**Stored data:**
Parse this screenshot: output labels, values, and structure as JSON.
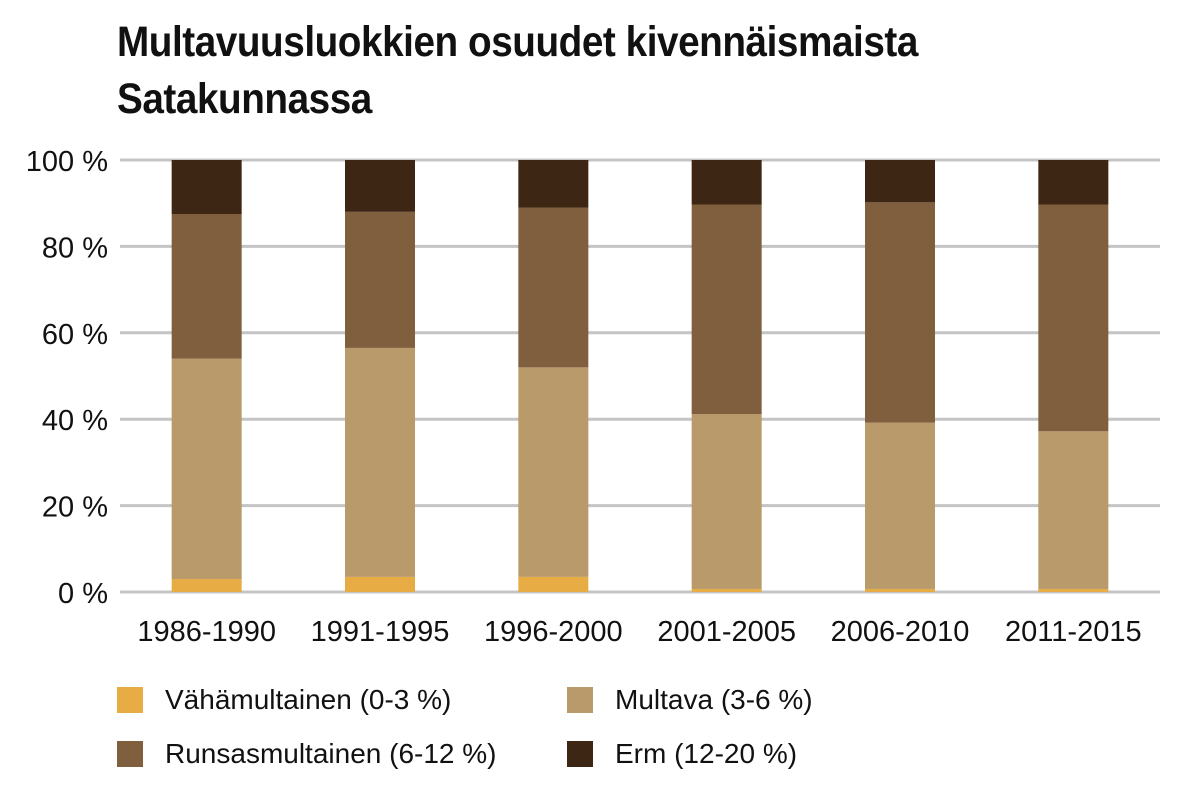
{
  "chart_data": {
    "type": "bar",
    "stacked": true,
    "title": "Multavuusluokkien osuudet kivennäismaista Satakunnassa",
    "xlabel": "",
    "ylabel": "",
    "ylim": [
      0,
      100
    ],
    "y_ticks": [
      "0 %",
      "20 %",
      "40 %",
      "60 %",
      "80 %",
      "100 %"
    ],
    "grid": true,
    "legend_position": "bottom",
    "categories": [
      "1986-1990",
      "1991-1995",
      "1996-2000",
      "2001-2005",
      "2006-2010",
      "2011-2015"
    ],
    "series": [
      {
        "name": "Vähämultainen (0-3 %)",
        "color": "#e8ac45",
        "values": [
          3,
          3.5,
          3.5,
          0.7,
          0.7,
          0.7
        ]
      },
      {
        "name": "Multava (3-6 %)",
        "color": "#b99a6b",
        "values": [
          51,
          53,
          48.5,
          40.5,
          38.5,
          36.5
        ]
      },
      {
        "name": "Runsasmultainen (6-12 %)",
        "color": "#7f5f3e",
        "values": [
          33.5,
          31.5,
          37,
          48.5,
          51,
          52.5
        ]
      },
      {
        "name": "Erm (12-20 %)",
        "color": "#3d2714",
        "values": [
          12.5,
          12,
          11,
          10.3,
          9.8,
          10.3
        ]
      }
    ]
  }
}
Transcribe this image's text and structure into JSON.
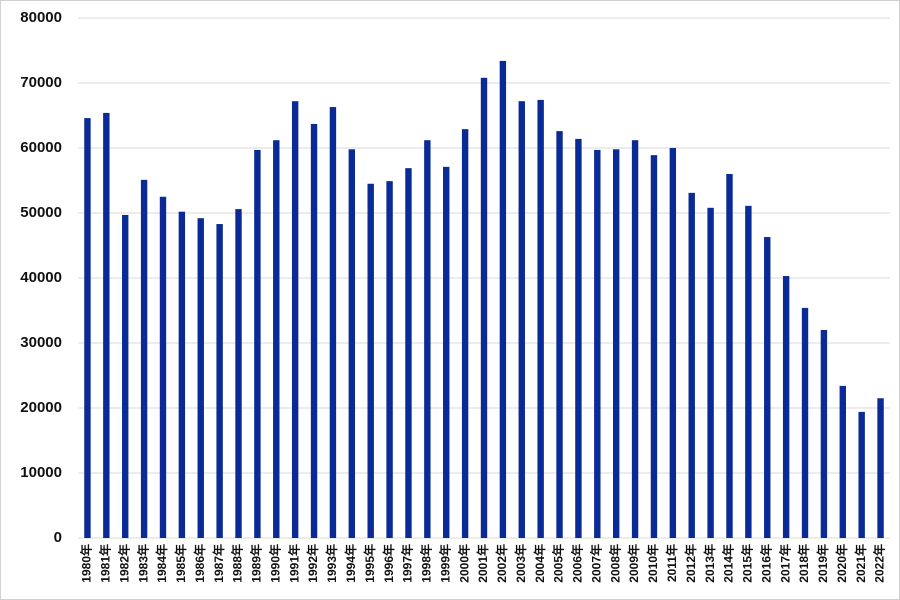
{
  "chart_data": {
    "type": "bar",
    "categories": [
      "1980年",
      "1981年",
      "1982年",
      "1983年",
      "1984年",
      "1985年",
      "1986年",
      "1987年",
      "1988年",
      "1989年",
      "1990年",
      "1991年",
      "1992年",
      "1993年",
      "1994年",
      "1995年",
      "1996年",
      "1997年",
      "1998年",
      "1999年",
      "2000年",
      "2001年",
      "2002年",
      "2003年",
      "2004年",
      "2005年",
      "2006年",
      "2007年",
      "2008年",
      "2009年",
      "2010年",
      "2011年",
      "2012年",
      "2013年",
      "2014年",
      "2015年",
      "2016年",
      "2017年",
      "2018年",
      "2019年",
      "2020年",
      "2021年",
      "2022年"
    ],
    "values": [
      64600,
      65400,
      49700,
      55100,
      52500,
      50200,
      49200,
      48300,
      50600,
      59700,
      61200,
      67200,
      63700,
      66300,
      59800,
      54500,
      54900,
      56900,
      61200,
      57100,
      62900,
      70800,
      73400,
      67200,
      67400,
      62600,
      61400,
      59700,
      59800,
      61200,
      58900,
      60000,
      53100,
      50800,
      56000,
      51100,
      46300,
      40300,
      35400,
      32000,
      23400,
      19400,
      21500
    ],
    "color": "#0a2a96",
    "ylim": [
      0,
      80000
    ],
    "yticks": [
      0,
      10000,
      20000,
      30000,
      40000,
      50000,
      60000,
      70000,
      80000
    ],
    "grid": true
  }
}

**Exercise aim:**
Images must not appear in the copy; reproduce everything else in the records verbatim.

**Final answer:**
Parse this screenshot: output labels, values, and structure as JSON.
{
  "chart_data": {
    "type": "bar",
    "stacked": true,
    "title": "Multavuusluokkien osuudet kivennäismaista Satakunnassa",
    "xlabel": "",
    "ylabel": "",
    "ylim": [
      0,
      100
    ],
    "y_ticks": [
      "0 %",
      "20 %",
      "40 %",
      "60 %",
      "80 %",
      "100 %"
    ],
    "grid": true,
    "legend_position": "bottom",
    "categories": [
      "1986-1990",
      "1991-1995",
      "1996-2000",
      "2001-2005",
      "2006-2010",
      "2011-2015"
    ],
    "series": [
      {
        "name": "Vähämultainen (0-3 %)",
        "color": "#e8ac45",
        "values": [
          3,
          3.5,
          3.5,
          0.7,
          0.7,
          0.7
        ]
      },
      {
        "name": "Multava (3-6 %)",
        "color": "#b99a6b",
        "values": [
          51,
          53,
          48.5,
          40.5,
          38.5,
          36.5
        ]
      },
      {
        "name": "Runsasmultainen (6-12 %)",
        "color": "#7f5f3e",
        "values": [
          33.5,
          31.5,
          37,
          48.5,
          51,
          52.5
        ]
      },
      {
        "name": "Erm (12-20 %)",
        "color": "#3d2714",
        "values": [
          12.5,
          12,
          11,
          10.3,
          9.8,
          10.3
        ]
      }
    ]
  }
}
Transcribe this image's text and structure into JSON.
{
  "chart_data": {
    "type": "bar",
    "categories": [
      "1980年",
      "1981年",
      "1982年",
      "1983年",
      "1984年",
      "1985年",
      "1986年",
      "1987年",
      "1988年",
      "1989年",
      "1990年",
      "1991年",
      "1992年",
      "1993年",
      "1994年",
      "1995年",
      "1996年",
      "1997年",
      "1998年",
      "1999年",
      "2000年",
      "2001年",
      "2002年",
      "2003年",
      "2004年",
      "2005年",
      "2006年",
      "2007年",
      "2008年",
      "2009年",
      "2010年",
      "2011年",
      "2012年",
      "2013年",
      "2014年",
      "2015年",
      "2016年",
      "2017年",
      "2018年",
      "2019年",
      "2020年",
      "2021年",
      "2022年"
    ],
    "values": [
      64600,
      65400,
      49700,
      55100,
      52500,
      50200,
      49200,
      48300,
      50600,
      59700,
      61200,
      67200,
      63700,
      66300,
      59800,
      54500,
      54900,
      56900,
      61200,
      57100,
      62900,
      70800,
      73400,
      67200,
      67400,
      62600,
      61400,
      59700,
      59800,
      61200,
      58900,
      60000,
      53100,
      50800,
      56000,
      51100,
      46300,
      40300,
      35400,
      32000,
      23400,
      19400,
      21500
    ],
    "color": "#0a2a96",
    "ylim": [
      0,
      80000
    ],
    "yticks": [
      0,
      10000,
      20000,
      30000,
      40000,
      50000,
      60000,
      70000,
      80000
    ],
    "grid": true
  }
}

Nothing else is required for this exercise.